What is expected: Note how many lines hold the string "Movement" and give that number without any other words.

━━━ Supplied material

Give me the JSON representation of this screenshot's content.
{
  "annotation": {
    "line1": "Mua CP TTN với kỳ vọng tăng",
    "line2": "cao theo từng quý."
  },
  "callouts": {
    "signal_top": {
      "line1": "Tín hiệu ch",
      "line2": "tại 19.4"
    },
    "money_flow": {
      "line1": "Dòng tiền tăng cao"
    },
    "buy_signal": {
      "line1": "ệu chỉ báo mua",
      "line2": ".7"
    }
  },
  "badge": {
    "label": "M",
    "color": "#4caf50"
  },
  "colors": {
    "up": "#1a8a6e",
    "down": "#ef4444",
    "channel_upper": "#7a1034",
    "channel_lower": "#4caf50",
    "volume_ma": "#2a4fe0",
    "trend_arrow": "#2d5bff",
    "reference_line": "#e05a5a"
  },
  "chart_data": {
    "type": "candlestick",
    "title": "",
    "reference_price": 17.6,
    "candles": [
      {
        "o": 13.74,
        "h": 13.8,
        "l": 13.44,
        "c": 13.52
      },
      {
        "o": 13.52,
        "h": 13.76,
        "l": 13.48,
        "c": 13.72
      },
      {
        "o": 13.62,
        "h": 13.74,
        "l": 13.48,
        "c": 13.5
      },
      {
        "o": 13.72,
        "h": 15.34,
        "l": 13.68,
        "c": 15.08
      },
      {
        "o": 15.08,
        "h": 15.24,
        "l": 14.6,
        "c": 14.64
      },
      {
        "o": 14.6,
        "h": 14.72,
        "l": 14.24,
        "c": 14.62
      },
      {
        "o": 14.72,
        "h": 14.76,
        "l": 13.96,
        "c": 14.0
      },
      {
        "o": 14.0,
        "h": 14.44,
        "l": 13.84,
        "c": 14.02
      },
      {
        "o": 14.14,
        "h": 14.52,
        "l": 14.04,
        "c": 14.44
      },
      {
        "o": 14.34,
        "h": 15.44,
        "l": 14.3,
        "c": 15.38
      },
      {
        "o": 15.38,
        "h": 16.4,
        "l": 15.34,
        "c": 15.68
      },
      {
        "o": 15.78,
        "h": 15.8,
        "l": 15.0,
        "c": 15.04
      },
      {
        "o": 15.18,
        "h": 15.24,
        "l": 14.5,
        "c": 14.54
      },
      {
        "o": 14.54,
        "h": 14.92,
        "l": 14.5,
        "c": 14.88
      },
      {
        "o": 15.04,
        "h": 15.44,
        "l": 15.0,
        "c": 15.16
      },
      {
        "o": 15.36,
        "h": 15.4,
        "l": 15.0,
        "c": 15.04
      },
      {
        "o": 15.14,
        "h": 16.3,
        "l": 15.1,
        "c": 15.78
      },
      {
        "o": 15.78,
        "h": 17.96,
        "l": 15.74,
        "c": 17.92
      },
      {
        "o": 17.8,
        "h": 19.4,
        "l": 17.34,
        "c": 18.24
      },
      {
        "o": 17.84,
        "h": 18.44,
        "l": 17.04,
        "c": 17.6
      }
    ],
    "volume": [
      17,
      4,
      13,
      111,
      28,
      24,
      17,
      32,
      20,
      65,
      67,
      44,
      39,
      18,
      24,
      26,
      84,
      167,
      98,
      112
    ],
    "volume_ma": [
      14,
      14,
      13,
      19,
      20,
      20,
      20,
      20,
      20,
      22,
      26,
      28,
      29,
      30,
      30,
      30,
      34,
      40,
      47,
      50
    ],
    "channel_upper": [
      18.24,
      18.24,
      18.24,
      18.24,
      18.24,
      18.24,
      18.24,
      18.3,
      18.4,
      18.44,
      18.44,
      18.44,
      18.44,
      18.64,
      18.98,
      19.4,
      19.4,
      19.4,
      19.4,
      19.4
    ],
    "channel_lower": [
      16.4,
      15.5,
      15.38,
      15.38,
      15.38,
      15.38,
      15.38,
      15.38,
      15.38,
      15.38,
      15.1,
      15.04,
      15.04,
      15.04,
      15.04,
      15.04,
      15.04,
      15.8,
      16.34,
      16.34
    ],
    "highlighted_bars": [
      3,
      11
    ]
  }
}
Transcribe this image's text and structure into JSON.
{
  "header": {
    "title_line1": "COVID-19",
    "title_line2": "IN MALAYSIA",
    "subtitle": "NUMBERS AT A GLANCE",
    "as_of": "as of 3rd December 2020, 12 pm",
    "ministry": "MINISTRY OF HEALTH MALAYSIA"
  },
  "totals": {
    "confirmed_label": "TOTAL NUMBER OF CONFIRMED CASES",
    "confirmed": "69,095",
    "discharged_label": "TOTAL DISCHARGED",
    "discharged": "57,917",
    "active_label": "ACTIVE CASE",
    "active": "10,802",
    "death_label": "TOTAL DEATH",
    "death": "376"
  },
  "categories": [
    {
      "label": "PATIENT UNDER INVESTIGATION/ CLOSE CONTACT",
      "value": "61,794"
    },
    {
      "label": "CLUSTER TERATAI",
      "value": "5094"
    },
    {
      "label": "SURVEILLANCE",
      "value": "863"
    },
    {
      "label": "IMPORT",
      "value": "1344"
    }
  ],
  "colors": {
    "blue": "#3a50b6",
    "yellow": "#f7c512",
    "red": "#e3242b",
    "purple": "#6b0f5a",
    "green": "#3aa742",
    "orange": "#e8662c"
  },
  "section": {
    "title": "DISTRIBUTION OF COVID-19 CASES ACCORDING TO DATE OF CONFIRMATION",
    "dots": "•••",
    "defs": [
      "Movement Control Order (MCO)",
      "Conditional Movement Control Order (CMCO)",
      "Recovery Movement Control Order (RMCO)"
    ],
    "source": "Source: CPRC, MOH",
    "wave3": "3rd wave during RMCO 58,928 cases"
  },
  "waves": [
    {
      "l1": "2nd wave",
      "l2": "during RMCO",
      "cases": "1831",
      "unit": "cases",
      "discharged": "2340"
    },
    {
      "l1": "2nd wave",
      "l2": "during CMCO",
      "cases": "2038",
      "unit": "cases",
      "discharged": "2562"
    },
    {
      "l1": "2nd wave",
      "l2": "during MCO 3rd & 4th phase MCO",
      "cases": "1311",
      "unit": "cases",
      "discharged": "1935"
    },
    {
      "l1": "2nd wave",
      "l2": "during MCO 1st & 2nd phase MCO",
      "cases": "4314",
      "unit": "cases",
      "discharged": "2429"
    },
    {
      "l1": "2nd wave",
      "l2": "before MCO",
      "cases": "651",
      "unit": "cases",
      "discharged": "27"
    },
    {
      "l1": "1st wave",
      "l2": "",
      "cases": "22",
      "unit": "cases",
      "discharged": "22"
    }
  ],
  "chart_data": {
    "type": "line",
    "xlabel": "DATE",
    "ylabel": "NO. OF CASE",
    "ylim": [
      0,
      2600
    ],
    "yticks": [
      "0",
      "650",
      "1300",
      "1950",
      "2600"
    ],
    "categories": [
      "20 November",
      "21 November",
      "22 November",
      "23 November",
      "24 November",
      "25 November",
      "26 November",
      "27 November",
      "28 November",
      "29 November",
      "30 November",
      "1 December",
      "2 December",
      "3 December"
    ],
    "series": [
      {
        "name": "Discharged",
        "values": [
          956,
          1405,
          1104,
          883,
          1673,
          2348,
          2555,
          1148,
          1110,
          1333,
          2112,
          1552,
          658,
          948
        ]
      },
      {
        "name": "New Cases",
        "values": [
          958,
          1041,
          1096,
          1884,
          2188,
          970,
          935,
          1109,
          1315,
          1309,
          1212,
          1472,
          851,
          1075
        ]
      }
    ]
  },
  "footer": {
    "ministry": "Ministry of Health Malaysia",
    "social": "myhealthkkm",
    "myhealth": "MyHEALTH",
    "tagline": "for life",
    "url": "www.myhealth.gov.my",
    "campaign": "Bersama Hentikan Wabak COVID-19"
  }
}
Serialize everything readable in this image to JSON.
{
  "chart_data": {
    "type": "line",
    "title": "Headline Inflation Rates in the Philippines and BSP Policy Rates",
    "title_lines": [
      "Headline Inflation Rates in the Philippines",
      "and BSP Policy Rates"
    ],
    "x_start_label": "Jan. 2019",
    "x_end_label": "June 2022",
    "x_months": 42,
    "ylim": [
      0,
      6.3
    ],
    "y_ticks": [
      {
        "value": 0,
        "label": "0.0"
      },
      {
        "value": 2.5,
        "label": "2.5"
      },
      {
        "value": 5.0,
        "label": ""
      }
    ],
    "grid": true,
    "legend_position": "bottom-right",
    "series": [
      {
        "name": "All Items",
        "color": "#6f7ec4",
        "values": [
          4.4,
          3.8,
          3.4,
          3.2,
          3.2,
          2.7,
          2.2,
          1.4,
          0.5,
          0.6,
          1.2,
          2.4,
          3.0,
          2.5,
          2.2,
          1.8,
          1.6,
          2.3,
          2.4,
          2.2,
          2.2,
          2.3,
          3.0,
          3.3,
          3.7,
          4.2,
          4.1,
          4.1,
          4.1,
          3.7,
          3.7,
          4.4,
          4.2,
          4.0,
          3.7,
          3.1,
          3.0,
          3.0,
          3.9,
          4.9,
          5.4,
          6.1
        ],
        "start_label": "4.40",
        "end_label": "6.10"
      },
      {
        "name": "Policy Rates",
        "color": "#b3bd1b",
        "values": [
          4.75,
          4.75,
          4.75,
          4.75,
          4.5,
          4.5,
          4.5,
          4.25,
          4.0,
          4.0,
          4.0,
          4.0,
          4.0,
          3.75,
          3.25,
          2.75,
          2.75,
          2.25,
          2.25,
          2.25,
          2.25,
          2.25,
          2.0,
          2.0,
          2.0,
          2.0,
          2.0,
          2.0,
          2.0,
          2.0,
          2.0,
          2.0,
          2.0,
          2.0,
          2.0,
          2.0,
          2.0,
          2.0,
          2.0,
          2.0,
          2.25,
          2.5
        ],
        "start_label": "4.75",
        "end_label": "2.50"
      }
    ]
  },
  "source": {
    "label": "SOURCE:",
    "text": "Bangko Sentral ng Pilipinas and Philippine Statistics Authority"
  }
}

━━━━━━

Expected answer: 3